> **THE EXERCISE**
From the entries provided below, copy each line that contains the word "Larson".
## BEGIN
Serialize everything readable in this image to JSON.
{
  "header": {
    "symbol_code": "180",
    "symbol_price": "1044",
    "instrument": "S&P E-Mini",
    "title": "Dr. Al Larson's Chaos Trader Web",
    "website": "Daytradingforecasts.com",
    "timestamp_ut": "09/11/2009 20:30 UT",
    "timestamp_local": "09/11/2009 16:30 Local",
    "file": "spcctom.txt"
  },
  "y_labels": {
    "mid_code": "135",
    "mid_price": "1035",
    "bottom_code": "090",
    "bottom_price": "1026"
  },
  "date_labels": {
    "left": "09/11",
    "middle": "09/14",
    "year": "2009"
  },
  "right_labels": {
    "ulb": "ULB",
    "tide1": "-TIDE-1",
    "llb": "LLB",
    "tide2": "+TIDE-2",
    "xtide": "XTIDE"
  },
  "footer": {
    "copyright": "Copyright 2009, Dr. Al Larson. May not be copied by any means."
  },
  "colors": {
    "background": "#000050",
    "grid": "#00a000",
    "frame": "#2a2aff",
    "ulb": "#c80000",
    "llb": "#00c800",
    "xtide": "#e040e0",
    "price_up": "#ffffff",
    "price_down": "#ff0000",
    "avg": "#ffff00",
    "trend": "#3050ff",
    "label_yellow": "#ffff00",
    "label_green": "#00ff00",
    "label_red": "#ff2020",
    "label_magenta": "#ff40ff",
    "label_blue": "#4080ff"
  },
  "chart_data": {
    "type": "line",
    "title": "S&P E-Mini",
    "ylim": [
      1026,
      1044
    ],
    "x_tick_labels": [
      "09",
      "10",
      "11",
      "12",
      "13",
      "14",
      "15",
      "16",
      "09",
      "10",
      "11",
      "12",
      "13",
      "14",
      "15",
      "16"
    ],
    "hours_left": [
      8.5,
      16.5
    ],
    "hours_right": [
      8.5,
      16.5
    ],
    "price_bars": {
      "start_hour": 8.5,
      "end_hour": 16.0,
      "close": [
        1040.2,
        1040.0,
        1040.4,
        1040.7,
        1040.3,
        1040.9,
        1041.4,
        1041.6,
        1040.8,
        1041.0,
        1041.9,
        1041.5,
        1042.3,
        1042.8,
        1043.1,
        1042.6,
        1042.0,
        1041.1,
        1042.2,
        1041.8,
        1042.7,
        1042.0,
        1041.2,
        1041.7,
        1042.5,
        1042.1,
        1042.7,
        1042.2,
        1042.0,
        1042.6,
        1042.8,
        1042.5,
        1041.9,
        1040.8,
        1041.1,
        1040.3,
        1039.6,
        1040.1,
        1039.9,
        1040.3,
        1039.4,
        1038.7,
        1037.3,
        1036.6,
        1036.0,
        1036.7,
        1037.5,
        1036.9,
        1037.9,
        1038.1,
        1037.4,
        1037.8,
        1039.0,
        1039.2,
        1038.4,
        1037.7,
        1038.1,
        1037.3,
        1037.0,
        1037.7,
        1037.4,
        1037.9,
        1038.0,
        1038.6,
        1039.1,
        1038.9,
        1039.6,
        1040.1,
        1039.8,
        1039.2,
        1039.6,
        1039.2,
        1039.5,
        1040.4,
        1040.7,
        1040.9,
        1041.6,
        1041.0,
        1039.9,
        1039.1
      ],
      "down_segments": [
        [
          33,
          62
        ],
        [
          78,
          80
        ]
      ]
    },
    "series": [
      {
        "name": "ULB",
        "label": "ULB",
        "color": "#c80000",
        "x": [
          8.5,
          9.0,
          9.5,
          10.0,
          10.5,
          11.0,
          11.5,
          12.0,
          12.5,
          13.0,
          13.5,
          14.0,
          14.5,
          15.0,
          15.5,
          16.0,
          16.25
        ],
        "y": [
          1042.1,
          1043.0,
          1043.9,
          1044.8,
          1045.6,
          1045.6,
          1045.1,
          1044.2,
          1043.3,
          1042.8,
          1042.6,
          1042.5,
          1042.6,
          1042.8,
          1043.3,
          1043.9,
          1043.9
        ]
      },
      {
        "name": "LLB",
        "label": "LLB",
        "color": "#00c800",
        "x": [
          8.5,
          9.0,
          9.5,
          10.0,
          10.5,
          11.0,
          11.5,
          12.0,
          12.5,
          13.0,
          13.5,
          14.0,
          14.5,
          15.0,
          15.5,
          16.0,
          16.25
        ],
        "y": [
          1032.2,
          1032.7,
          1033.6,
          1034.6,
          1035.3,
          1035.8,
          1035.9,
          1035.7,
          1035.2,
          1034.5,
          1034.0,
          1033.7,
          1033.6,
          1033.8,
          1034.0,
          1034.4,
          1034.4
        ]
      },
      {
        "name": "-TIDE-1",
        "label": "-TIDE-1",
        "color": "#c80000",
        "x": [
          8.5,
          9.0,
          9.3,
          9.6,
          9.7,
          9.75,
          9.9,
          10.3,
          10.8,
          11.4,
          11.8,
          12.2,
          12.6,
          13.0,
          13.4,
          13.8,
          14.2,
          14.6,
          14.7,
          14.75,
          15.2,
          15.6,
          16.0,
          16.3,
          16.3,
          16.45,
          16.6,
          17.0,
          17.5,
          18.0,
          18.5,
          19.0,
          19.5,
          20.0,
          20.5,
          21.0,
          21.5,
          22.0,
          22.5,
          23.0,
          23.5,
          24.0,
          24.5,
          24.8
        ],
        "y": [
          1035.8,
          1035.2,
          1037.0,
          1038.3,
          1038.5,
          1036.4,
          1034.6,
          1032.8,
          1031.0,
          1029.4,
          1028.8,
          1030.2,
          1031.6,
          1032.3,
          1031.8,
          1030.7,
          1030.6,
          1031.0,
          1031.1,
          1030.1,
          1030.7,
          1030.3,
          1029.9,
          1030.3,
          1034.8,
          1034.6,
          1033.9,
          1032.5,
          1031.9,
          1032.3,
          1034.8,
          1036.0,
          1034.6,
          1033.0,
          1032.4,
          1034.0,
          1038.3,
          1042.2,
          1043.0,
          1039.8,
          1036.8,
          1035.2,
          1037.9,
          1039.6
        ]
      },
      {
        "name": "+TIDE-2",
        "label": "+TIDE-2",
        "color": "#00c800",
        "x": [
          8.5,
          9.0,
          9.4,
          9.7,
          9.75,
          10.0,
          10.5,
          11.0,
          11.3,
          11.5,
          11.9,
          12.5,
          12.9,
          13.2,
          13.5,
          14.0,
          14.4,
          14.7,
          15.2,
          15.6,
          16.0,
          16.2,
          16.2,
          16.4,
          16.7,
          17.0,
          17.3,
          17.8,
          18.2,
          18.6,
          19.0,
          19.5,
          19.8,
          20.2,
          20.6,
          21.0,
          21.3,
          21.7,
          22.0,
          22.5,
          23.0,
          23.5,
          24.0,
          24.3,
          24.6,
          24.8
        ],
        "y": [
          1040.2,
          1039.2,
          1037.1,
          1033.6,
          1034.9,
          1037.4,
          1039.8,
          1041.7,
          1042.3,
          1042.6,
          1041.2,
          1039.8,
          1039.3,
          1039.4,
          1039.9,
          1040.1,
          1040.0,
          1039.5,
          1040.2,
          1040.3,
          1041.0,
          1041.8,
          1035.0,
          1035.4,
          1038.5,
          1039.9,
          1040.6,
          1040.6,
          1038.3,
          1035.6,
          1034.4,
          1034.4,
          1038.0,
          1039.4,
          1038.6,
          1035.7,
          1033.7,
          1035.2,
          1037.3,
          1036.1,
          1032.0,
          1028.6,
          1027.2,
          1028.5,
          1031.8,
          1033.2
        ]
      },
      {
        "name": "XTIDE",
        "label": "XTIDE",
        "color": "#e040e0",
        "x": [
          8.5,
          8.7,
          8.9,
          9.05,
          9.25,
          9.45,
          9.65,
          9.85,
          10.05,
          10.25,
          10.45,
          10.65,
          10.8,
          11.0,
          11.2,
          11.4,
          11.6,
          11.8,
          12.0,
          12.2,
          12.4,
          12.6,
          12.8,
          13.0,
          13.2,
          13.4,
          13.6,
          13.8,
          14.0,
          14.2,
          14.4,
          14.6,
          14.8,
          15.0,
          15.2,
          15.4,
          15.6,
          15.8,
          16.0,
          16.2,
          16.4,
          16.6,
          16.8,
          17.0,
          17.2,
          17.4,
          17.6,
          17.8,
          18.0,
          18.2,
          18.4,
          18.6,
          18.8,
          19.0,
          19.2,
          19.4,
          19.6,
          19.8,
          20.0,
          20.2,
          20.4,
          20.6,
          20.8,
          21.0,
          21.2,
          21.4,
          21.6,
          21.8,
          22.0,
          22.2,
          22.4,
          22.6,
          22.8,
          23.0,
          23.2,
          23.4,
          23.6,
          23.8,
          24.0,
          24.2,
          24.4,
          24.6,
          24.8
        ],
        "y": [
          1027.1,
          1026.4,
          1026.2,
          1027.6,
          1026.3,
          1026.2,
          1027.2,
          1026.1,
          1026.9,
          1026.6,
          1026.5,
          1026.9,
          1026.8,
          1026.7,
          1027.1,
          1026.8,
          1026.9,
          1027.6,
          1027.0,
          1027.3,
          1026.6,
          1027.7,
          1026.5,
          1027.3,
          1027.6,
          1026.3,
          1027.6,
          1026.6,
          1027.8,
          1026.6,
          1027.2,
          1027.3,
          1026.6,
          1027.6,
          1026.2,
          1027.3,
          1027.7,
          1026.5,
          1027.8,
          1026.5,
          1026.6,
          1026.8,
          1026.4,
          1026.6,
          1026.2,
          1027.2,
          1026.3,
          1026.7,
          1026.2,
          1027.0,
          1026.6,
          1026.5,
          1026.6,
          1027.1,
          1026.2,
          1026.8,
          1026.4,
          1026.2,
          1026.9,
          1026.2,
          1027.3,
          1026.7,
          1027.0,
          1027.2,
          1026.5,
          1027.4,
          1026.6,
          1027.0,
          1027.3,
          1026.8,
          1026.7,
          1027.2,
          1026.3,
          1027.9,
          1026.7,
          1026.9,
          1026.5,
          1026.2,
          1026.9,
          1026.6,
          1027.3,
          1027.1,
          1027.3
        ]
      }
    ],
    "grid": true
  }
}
## END
> **FINISHED TASK**
    "title": "Dr. Al Larson's Chaos Trader Web",
    "copyright": "Copyright 2009, Dr. Al Larson. May not be copied by any means."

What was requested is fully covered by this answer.